▸ **Data tied to figure images**:
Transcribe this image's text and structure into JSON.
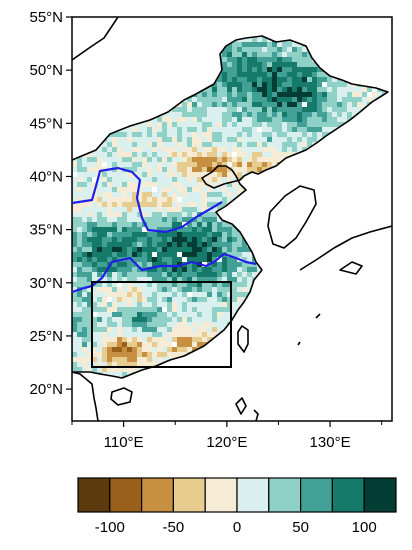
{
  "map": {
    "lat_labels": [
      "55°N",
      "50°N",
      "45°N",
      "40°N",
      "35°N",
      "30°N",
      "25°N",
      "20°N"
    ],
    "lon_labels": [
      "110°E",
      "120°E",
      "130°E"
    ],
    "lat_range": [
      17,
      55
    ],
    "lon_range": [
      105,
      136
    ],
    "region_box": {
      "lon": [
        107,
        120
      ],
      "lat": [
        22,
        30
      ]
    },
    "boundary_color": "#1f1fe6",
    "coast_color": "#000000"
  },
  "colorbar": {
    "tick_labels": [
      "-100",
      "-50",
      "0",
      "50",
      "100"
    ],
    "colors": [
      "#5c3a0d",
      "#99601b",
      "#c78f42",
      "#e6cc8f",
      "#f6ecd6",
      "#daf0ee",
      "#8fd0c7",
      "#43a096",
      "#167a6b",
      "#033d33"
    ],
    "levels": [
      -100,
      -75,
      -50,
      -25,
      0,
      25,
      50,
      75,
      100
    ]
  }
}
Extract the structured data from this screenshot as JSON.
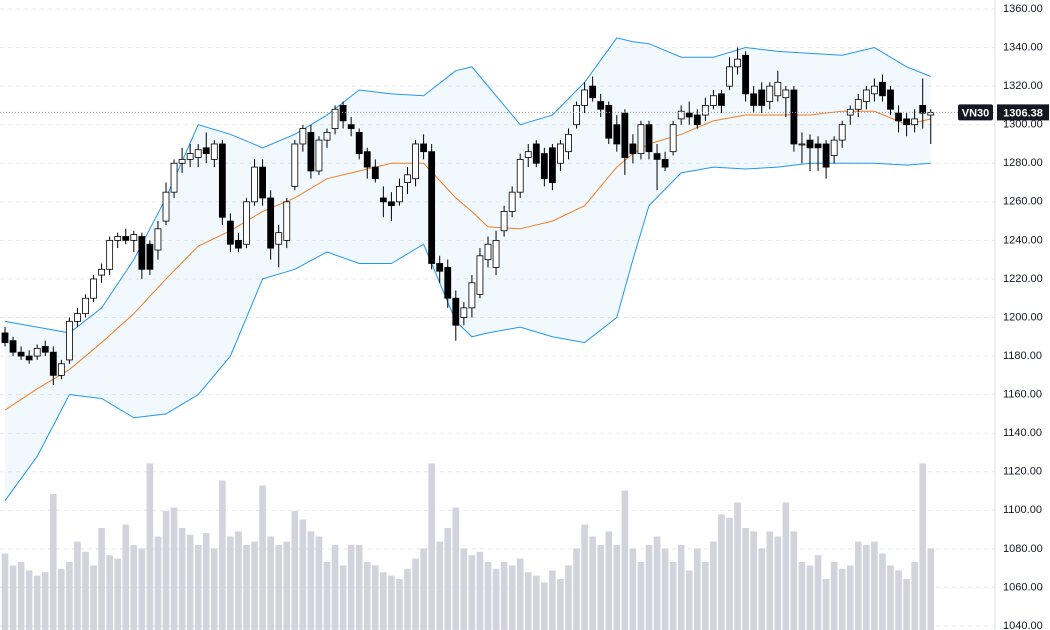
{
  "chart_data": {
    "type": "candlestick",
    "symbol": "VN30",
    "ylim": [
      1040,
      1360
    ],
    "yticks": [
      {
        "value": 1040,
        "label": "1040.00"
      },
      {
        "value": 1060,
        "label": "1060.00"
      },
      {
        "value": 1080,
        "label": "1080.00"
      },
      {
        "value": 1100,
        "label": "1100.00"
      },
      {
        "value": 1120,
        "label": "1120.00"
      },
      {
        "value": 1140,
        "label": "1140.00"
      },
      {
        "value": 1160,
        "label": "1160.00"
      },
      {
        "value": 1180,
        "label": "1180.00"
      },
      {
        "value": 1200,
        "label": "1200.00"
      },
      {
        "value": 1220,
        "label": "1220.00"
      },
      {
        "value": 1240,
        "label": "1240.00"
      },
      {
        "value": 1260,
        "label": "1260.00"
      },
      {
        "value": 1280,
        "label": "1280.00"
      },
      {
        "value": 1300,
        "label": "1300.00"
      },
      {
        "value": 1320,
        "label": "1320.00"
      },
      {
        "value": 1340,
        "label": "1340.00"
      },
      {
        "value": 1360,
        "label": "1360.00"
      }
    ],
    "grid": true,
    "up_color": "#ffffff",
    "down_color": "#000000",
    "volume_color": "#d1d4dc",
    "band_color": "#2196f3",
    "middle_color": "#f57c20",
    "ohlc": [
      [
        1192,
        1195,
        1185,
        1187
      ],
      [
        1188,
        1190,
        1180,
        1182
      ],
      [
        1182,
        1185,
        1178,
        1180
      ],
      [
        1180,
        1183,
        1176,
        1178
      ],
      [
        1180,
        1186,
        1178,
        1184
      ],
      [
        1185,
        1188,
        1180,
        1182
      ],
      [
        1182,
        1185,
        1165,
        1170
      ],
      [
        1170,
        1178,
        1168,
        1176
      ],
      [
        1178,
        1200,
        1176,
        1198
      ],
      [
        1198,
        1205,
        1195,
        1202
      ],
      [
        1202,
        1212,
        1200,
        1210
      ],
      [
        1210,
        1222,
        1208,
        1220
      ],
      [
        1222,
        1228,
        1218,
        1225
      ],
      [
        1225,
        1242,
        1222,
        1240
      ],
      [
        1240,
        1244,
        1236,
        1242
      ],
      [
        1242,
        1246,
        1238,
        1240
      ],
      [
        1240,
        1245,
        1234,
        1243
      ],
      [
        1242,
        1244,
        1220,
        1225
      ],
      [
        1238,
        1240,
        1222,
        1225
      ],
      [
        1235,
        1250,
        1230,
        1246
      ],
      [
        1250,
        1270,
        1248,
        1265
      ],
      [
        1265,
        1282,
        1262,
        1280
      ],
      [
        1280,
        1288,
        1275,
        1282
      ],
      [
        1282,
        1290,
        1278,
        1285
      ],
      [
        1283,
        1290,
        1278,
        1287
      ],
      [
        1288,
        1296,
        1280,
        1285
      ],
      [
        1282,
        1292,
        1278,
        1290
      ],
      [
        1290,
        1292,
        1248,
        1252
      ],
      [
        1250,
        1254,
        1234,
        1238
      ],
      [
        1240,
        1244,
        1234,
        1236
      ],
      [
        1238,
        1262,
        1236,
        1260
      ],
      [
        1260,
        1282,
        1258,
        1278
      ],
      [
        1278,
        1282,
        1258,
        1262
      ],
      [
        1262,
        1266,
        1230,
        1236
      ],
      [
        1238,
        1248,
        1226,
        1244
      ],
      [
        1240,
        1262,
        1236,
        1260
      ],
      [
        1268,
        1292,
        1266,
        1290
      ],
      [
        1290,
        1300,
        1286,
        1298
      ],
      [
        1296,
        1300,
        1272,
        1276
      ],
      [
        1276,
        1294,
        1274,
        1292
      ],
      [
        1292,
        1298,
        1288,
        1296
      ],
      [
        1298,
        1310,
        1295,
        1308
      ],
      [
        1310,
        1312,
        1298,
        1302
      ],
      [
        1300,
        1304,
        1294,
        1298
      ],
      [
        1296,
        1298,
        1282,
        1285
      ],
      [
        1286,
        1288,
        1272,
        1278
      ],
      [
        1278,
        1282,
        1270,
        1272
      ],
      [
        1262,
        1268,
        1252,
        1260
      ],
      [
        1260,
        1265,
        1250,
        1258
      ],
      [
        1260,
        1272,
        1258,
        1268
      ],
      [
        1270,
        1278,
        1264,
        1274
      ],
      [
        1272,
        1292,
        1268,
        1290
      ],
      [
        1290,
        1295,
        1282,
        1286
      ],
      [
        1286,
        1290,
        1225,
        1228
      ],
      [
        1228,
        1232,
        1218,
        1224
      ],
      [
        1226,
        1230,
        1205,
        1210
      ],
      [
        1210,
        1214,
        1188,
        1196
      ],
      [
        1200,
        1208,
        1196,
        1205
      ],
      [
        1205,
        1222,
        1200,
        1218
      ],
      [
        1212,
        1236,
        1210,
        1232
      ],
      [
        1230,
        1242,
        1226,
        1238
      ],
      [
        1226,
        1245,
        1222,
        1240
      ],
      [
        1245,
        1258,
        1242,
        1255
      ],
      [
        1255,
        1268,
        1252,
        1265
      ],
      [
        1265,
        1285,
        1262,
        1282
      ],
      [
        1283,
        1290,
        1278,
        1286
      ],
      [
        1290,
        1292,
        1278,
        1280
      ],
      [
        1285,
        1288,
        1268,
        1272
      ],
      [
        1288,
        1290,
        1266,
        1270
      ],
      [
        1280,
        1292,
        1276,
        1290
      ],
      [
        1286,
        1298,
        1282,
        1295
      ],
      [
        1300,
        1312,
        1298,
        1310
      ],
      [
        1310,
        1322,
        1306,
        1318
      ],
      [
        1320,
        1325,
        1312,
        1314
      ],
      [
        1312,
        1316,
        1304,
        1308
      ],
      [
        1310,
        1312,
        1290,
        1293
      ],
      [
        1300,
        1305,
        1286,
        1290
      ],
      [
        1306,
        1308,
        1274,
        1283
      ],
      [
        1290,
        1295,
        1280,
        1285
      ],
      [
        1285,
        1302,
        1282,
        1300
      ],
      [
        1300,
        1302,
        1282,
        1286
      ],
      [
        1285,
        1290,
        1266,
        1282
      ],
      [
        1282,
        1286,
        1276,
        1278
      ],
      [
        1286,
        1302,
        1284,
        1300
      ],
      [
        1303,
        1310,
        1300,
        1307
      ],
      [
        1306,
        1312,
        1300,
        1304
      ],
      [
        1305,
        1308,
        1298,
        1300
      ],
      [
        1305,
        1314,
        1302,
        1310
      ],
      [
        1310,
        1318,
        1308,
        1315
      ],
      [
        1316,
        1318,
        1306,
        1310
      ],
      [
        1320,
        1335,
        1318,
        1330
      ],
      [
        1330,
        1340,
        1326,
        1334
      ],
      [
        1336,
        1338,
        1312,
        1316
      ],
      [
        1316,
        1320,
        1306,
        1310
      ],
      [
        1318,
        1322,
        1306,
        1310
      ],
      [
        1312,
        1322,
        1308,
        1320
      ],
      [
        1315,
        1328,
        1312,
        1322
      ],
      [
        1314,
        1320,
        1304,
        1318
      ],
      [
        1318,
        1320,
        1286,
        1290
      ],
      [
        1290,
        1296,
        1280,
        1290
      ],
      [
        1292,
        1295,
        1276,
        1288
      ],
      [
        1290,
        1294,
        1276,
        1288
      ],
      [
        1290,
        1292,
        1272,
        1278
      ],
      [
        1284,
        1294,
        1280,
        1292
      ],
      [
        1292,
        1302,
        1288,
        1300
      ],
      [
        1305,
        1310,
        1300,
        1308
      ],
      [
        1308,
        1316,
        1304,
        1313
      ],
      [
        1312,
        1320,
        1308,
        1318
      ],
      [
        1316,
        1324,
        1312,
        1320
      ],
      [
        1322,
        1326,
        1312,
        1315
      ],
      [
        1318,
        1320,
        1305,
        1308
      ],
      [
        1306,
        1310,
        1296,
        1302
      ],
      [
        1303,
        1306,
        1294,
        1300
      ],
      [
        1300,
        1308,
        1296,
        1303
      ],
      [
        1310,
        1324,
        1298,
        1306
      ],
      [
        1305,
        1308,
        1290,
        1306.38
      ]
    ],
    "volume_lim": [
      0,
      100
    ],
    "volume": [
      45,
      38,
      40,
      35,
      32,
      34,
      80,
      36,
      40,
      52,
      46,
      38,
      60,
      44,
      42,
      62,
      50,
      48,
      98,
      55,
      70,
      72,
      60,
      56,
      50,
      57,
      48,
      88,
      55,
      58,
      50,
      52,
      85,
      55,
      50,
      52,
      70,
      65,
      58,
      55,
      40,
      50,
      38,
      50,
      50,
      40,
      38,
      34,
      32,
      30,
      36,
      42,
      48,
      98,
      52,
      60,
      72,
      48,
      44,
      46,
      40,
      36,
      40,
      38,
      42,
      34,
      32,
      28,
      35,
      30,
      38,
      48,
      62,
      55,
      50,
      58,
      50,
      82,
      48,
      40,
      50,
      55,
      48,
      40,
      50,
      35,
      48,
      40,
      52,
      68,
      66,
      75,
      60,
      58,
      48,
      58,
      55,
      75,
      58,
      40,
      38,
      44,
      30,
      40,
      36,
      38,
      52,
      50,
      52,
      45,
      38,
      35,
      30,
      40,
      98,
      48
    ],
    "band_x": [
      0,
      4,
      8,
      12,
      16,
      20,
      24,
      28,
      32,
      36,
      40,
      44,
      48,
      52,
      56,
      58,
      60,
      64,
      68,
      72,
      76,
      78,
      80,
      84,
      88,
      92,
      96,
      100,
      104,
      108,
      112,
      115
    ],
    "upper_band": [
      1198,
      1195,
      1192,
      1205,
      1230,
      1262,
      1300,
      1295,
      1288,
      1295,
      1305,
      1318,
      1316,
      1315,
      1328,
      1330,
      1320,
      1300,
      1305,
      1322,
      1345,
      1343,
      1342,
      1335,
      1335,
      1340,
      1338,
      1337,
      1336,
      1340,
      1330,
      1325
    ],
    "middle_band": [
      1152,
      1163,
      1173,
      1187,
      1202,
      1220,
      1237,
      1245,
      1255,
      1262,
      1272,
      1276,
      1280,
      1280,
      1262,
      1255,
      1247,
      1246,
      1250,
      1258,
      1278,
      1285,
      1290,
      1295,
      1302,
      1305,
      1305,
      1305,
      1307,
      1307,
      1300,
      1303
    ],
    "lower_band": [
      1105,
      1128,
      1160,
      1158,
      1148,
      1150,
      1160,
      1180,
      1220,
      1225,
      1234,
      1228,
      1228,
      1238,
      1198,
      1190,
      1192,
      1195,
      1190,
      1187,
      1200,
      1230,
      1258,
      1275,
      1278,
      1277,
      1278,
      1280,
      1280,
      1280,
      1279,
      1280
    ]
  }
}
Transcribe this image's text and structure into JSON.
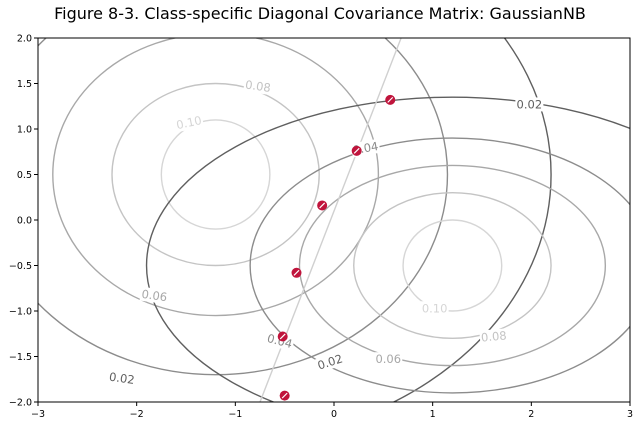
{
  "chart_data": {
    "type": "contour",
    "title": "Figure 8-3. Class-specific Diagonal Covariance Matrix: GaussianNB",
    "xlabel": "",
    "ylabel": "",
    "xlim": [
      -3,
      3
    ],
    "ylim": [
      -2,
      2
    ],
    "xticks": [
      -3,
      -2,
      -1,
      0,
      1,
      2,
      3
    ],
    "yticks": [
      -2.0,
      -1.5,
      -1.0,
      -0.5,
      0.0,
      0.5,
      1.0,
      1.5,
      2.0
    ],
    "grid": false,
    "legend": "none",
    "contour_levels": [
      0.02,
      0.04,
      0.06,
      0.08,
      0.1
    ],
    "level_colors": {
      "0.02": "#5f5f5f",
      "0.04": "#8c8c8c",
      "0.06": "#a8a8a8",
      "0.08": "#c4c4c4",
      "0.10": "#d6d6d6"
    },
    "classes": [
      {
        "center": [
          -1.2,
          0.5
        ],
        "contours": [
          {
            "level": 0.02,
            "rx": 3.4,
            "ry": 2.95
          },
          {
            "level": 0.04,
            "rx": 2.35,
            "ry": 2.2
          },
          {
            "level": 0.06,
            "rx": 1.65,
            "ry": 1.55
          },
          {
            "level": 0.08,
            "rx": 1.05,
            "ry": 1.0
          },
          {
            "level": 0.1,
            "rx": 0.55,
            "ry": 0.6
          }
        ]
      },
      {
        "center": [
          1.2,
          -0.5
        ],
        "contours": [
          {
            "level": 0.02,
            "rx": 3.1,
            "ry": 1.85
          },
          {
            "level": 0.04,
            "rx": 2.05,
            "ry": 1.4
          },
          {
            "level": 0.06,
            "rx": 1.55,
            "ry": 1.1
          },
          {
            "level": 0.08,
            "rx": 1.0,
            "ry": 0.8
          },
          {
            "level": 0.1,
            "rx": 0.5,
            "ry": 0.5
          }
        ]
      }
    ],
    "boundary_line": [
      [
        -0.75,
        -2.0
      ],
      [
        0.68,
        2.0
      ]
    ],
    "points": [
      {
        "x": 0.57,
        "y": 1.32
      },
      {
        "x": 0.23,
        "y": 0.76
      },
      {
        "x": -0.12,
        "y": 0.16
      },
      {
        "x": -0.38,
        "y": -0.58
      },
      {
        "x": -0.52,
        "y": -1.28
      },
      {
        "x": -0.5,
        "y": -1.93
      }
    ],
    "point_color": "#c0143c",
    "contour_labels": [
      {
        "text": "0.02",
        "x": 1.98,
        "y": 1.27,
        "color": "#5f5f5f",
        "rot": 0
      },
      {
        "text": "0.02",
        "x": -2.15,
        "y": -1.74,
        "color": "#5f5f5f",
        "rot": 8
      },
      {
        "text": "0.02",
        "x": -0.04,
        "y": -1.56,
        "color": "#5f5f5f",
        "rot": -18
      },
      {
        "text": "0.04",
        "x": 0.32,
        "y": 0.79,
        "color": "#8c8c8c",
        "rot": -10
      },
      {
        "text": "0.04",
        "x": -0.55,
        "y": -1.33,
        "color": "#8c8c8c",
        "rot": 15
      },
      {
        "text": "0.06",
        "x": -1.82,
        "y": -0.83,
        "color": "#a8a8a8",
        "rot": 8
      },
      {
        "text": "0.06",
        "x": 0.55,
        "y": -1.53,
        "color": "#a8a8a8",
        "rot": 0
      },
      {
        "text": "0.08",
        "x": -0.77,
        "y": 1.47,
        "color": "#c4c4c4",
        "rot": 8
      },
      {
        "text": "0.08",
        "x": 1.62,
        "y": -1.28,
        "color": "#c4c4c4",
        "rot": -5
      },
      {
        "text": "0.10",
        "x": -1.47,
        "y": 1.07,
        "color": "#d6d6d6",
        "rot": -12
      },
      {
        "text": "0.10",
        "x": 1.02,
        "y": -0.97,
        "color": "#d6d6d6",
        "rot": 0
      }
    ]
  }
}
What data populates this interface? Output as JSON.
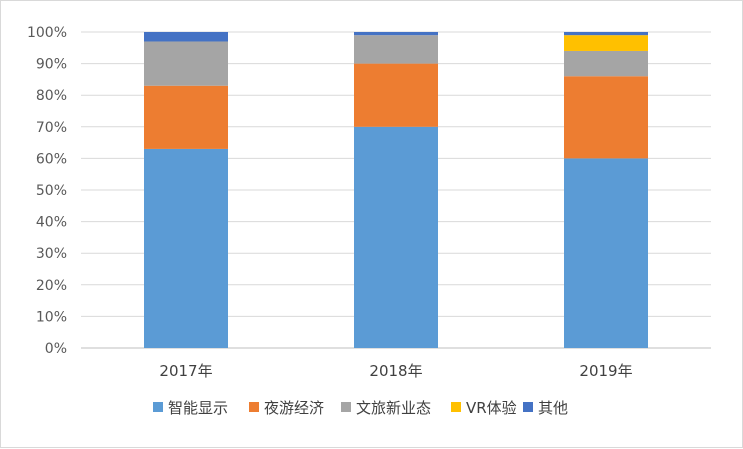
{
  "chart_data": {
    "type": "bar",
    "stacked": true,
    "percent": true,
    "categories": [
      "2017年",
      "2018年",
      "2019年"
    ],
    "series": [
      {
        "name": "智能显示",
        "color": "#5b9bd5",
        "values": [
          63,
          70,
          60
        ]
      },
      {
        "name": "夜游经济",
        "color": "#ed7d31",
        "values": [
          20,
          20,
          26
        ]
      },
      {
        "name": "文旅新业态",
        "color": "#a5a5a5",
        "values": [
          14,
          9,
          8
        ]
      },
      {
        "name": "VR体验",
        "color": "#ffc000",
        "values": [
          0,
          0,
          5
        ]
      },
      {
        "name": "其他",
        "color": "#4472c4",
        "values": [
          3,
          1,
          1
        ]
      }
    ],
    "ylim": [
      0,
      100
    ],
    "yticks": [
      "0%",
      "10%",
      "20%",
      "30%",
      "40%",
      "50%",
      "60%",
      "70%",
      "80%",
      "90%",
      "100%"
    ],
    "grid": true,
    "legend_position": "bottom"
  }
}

▸ **Challenge**:
What is the number of lines in the listing that include the word "JSON"? Give that number and nothing else.

▸ **Finished exercise**:
4